Task instructions
Copy out all of the data exactly as it appears.

[Collected data entries]
· · · ·

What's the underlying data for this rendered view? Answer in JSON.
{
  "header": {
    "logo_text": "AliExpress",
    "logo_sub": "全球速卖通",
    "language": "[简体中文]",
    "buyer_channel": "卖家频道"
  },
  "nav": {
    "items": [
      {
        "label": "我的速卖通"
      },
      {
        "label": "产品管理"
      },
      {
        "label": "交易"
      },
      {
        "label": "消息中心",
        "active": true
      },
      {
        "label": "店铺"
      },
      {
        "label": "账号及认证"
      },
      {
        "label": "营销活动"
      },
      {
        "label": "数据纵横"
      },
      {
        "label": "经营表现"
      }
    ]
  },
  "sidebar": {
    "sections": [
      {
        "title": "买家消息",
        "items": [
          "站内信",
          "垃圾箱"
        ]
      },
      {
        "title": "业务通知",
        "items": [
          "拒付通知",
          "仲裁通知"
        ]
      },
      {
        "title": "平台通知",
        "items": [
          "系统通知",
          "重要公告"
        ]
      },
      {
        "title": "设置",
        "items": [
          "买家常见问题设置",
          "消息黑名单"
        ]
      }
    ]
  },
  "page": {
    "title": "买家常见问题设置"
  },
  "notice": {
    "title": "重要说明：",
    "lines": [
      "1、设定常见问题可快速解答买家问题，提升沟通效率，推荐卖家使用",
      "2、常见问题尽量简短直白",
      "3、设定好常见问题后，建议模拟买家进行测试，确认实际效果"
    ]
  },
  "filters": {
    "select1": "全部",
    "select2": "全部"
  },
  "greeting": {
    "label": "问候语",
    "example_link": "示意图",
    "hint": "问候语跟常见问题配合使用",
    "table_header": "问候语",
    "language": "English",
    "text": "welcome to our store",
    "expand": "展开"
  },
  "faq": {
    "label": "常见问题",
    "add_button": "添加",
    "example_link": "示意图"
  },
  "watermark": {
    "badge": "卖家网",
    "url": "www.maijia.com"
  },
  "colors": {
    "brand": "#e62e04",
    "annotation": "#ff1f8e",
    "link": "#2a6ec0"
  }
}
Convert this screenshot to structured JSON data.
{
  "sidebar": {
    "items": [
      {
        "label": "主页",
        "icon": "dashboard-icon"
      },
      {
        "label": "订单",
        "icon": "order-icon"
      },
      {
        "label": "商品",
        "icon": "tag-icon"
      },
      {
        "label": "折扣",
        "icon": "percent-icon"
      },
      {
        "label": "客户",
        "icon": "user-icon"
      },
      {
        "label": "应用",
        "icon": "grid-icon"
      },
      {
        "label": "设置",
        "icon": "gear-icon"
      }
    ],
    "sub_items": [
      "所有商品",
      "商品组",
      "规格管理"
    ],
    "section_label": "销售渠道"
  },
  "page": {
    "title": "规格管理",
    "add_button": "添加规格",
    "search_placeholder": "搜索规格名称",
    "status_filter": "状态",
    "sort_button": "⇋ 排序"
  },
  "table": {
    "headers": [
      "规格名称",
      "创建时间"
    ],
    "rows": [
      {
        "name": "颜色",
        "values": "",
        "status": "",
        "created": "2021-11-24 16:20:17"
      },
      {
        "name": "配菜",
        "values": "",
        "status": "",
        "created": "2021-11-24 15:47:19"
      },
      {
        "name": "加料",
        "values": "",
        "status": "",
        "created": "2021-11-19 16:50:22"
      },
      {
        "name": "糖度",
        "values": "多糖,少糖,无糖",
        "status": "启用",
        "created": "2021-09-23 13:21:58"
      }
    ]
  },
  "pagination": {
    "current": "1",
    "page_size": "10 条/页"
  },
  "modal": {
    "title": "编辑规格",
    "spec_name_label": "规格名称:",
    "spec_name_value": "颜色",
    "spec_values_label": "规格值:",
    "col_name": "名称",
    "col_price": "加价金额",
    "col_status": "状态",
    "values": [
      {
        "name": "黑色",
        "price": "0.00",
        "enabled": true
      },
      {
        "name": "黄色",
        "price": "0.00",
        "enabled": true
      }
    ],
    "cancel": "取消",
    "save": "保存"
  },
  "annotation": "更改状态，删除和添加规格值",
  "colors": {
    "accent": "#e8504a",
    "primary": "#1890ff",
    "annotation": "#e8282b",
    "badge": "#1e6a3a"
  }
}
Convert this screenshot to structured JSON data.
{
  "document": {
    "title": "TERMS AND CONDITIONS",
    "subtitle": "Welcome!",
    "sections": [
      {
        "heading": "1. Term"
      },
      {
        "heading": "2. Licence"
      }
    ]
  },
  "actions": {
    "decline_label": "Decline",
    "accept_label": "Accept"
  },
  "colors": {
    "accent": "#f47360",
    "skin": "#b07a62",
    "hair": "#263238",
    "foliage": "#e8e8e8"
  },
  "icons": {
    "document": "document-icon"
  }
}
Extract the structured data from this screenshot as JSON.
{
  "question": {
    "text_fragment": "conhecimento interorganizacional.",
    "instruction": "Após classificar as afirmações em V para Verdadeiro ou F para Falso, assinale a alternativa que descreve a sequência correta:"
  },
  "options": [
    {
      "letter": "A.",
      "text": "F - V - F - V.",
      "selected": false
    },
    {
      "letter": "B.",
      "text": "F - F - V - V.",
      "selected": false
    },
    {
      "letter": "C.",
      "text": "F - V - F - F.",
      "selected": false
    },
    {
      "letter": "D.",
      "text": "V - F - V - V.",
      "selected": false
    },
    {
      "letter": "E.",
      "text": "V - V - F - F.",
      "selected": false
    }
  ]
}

· · · ·

Answer below
What's the underlying data for this rendered view? Answer in JSON.
{
  "header": {
    "logo_text": "AliExpress",
    "logo_sub": "全球速卖通",
    "language": "[简体中文]",
    "buyer_channel": "卖家频道"
  },
  "nav": {
    "items": [
      {
        "label": "我的速卖通"
      },
      {
        "label": "产品管理"
      },
      {
        "label": "交易"
      },
      {
        "label": "消息中心",
        "active": true
      },
      {
        "label": "店铺"
      },
      {
        "label": "账号及认证"
      },
      {
        "label": "营销活动"
      },
      {
        "label": "数据纵横"
      },
      {
        "label": "经营表现"
      }
    ]
  },
  "sidebar": {
    "sections": [
      {
        "title": "买家消息",
        "items": [
          "站内信",
          "垃圾箱"
        ]
      },
      {
        "title": "业务通知",
        "items": [
          "拒付通知",
          "仲裁通知"
        ]
      },
      {
        "title": "平台通知",
        "items": [
          "系统通知",
          "重要公告"
        ]
      },
      {
        "title": "设置",
        "items": [
          "买家常见问题设置",
          "消息黑名单"
        ]
      }
    ]
  },
  "page": {
    "title": "买家常见问题设置"
  },
  "notice": {
    "title": "重要说明：",
    "lines": [
      "1、设定常见问题可快速解答买家问题，提升沟通效率，推荐卖家使用",
      "2、常见问题尽量简短直白",
      "3、设定好常见问题后，建议模拟买家进行测试，确认实际效果"
    ]
  },
  "filters": {
    "select1": "全部",
    "select2": "全部"
  },
  "greeting": {
    "label": "问候语",
    "example_link": "示意图",
    "hint": "问候语跟常见问题配合使用",
    "table_header": "问候语",
    "language": "English",
    "text": "welcome to our store",
    "expand": "展开"
  },
  "faq": {
    "label": "常见问题",
    "add_button": "添加",
    "example_link": "示意图"
  },
  "watermark": {
    "badge": "卖家网",
    "url": "www.maijia.com"
  },
  "colors": {
    "brand": "#e62e04",
    "annotation": "#ff1f8e",
    "link": "#2a6ec0"
  }
}
Convert this screenshot to structured JSON data.
{
  "sidebar": {
    "items": [
      {
        "label": "主页",
        "icon": "dashboard-icon"
      },
      {
        "label": "订单",
        "icon": "order-icon"
      },
      {
        "label": "商品",
        "icon": "tag-icon"
      },
      {
        "label": "折扣",
        "icon": "percent-icon"
      },
      {
        "label": "客户",
        "icon": "user-icon"
      },
      {
        "label": "应用",
        "icon": "grid-icon"
      },
      {
        "label": "设置",
        "icon": "gear-icon"
      }
    ],
    "sub_items": [
      "所有商品",
      "商品组",
      "规格管理"
    ],
    "section_label": "销售渠道"
  },
  "page": {
    "title": "规格管理",
    "add_button": "添加规格",
    "search_placeholder": "搜索规格名称",
    "status_filter": "状态",
    "sort_button": "⇋ 排序"
  },
  "table": {
    "headers": [
      "规格名称",
      "创建时间"
    ],
    "rows": [
      {
        "name": "颜色",
        "values": "",
        "status": "",
        "created": "2021-11-24 16:20:17"
      },
      {
        "name": "配菜",
        "values": "",
        "status": "",
        "created": "2021-11-24 15:47:19"
      },
      {
        "name": "加料",
        "values": "",
        "status": "",
        "created": "2021-11-19 16:50:22"
      },
      {
        "name": "糖度",
        "values": "多糖,少糖,无糖",
        "status": "启用",
        "created": "2021-09-23 13:21:58"
      }
    ]
  },
  "pagination": {
    "current": "1",
    "page_size": "10 条/页"
  },
  "modal": {
    "title": "编辑规格",
    "spec_name_label": "规格名称:",
    "spec_name_value": "颜色",
    "spec_values_label": "规格值:",
    "col_name": "名称",
    "col_price": "加价金额",
    "col_status": "状态",
    "values": [
      {
        "name": "黑色",
        "price": "0.00",
        "enabled": true
      },
      {
        "name": "黄色",
        "price": "0.00",
        "enabled": true
      }
    ],
    "cancel": "取消",
    "save": "保存"
  },
  "annotation": "更改状态，删除和添加规格值",
  "colors": {
    "accent": "#e8504a",
    "primary": "#1890ff",
    "annotation": "#e8282b",
    "badge": "#1e6a3a"
  }
}
Convert this screenshot to structured JSON data.
{
  "document": {
    "title": "TERMS AND CONDITIONS",
    "subtitle": "Welcome!",
    "sections": [
      {
        "heading": "1. Term"
      },
      {
        "heading": "2. Licence"
      }
    ]
  },
  "actions": {
    "decline_label": "Decline",
    "accept_label": "Accept"
  },
  "colors": {
    "accent": "#f47360",
    "skin": "#b07a62",
    "hair": "#263238",
    "foliage": "#e8e8e8"
  },
  "icons": {
    "document": "document-icon"
  }
}
Extract the structured data from this screenshot as JSON.
{
  "question": {
    "text_fragment": "conhecimento interorganizacional.",
    "instruction": "Após classificar as afirmações em V para Verdadeiro ou F para Falso, assinale a alternativa que descreve a sequência correta:"
  },
  "options": [
    {
      "letter": "A.",
      "text": "F - V - F - V.",
      "selected": false
    },
    {
      "letter": "B.",
      "text": "F - F - V - V.",
      "selected": false
    },
    {
      "letter": "C.",
      "text": "F - V - F - F.",
      "selected": false
    },
    {
      "letter": "D.",
      "text": "V - F - V - V.",
      "selected": false
    },
    {
      "letter": "E.",
      "text": "V - V - F - F.",
      "selected": false
    }
  ]
}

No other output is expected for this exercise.